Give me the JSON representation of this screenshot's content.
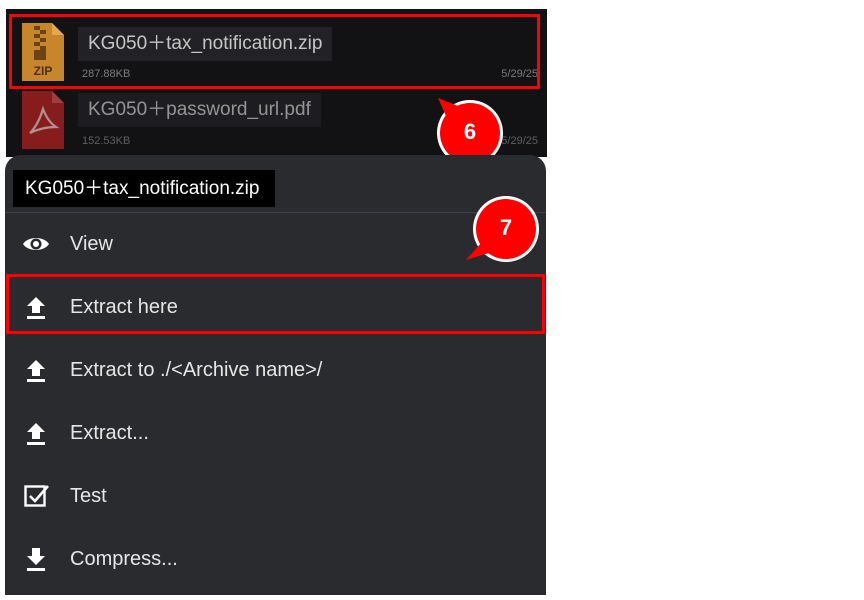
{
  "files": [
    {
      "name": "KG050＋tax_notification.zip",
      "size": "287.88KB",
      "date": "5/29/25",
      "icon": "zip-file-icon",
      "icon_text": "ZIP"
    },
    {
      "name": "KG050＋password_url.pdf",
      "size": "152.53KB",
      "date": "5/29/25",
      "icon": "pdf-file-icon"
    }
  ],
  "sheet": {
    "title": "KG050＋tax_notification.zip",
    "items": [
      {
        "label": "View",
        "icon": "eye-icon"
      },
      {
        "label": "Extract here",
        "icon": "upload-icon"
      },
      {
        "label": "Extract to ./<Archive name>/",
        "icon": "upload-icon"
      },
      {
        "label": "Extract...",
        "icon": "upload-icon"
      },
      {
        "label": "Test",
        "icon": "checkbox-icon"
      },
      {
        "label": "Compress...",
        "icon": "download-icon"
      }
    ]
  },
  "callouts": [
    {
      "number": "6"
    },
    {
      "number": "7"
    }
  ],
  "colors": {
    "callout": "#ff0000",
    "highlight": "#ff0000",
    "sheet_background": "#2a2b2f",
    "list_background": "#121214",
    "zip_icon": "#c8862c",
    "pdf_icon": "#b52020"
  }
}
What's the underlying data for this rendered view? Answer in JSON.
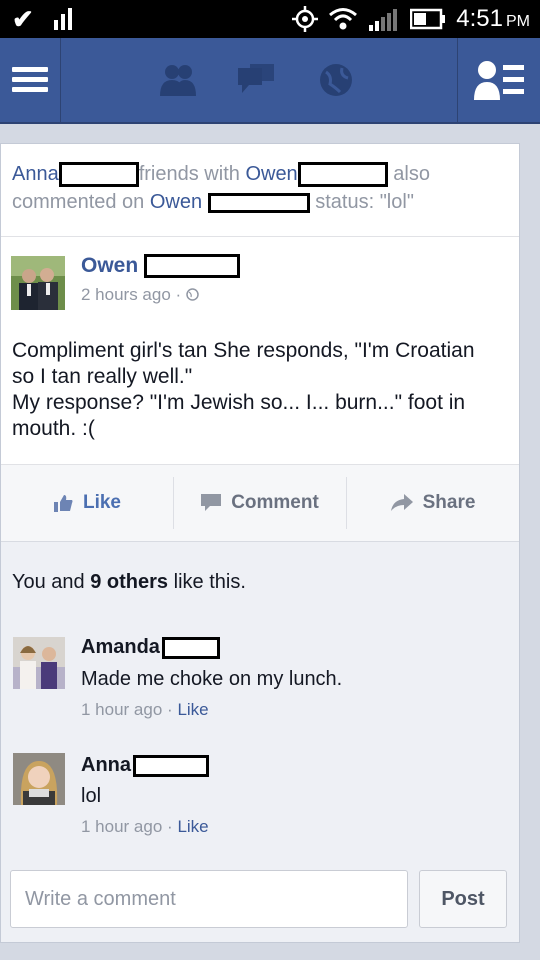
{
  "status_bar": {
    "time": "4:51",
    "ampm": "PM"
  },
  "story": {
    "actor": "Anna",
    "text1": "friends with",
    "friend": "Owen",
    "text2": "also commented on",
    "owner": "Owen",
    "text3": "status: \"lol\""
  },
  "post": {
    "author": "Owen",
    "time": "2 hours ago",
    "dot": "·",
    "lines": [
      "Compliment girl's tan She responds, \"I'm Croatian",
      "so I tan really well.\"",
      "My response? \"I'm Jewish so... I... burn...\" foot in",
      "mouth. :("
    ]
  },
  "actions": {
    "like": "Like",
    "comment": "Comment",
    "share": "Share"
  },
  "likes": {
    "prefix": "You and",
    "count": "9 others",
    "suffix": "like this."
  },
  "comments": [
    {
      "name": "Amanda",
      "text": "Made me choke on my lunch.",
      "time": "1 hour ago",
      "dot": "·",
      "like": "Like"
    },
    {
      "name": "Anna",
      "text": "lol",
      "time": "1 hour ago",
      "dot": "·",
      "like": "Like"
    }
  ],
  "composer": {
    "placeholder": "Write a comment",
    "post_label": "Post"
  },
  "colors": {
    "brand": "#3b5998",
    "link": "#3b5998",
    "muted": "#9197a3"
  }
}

------------

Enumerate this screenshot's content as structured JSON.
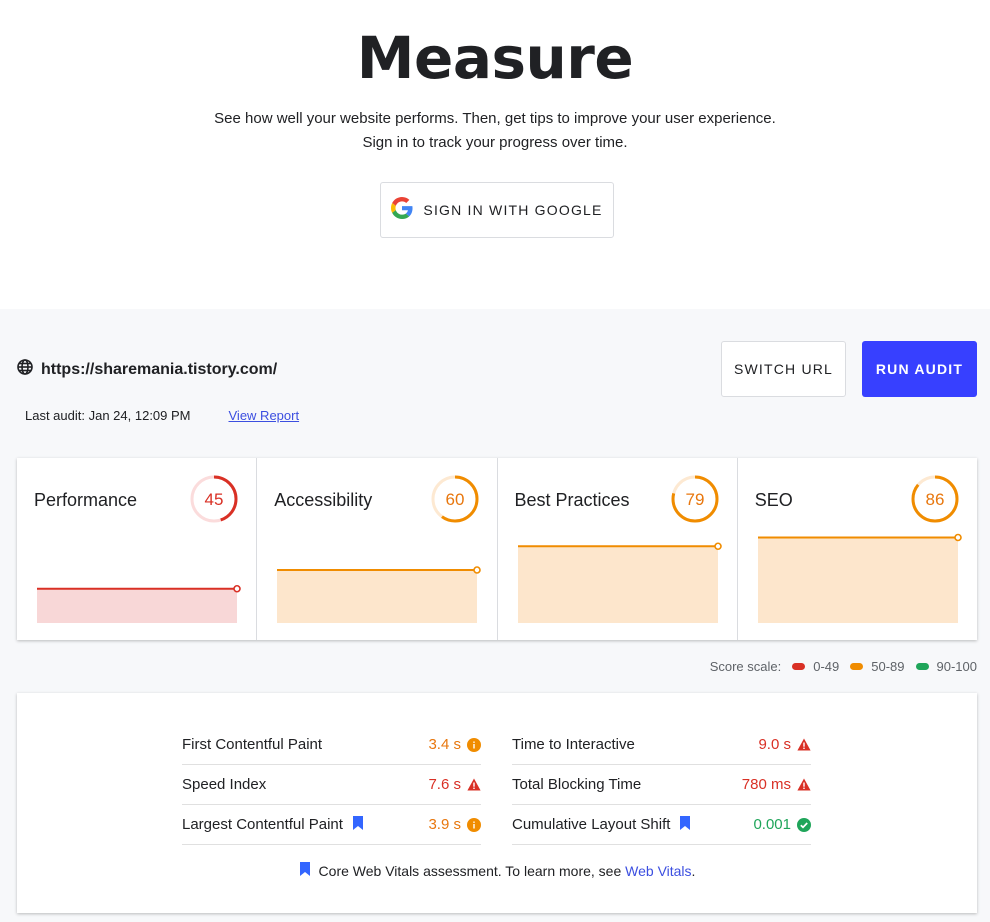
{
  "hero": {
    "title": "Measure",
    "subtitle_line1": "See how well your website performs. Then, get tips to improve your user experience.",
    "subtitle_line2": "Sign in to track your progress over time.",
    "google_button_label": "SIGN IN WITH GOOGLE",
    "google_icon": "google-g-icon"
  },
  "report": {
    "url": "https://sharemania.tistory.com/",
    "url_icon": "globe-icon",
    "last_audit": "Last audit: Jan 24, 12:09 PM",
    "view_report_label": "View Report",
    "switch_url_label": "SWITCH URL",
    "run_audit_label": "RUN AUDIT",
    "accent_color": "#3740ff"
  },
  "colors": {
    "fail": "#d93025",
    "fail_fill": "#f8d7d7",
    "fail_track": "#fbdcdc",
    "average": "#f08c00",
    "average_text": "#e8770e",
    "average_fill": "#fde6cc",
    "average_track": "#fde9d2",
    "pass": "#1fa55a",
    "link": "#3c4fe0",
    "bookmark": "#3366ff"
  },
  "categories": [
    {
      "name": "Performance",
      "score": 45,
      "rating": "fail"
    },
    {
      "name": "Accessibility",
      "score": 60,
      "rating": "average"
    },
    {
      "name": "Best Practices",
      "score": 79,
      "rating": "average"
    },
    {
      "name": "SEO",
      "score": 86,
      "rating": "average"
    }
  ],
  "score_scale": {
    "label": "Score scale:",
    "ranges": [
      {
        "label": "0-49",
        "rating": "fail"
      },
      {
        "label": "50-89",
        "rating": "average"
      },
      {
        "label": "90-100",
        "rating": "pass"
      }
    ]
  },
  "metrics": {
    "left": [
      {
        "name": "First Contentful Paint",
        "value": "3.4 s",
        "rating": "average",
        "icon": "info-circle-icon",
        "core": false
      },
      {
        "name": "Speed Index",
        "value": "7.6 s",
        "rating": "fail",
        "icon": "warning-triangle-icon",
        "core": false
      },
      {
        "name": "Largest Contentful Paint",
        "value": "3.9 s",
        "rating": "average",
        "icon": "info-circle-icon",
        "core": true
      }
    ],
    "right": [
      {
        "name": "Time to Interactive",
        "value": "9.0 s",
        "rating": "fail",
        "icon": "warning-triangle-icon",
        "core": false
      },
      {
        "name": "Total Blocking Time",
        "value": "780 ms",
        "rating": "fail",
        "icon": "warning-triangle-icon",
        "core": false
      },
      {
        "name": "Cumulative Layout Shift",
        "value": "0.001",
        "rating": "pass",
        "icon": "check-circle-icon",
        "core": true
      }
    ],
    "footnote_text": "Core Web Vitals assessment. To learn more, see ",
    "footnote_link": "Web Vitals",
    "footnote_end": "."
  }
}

------------

| What you need to do |
Find the word "screenshot" in the records and pull out each line that has it.

| Solution |
Give me the JSON representation of this screenshot's content.
Enumerate this screenshot's content as structured JSON.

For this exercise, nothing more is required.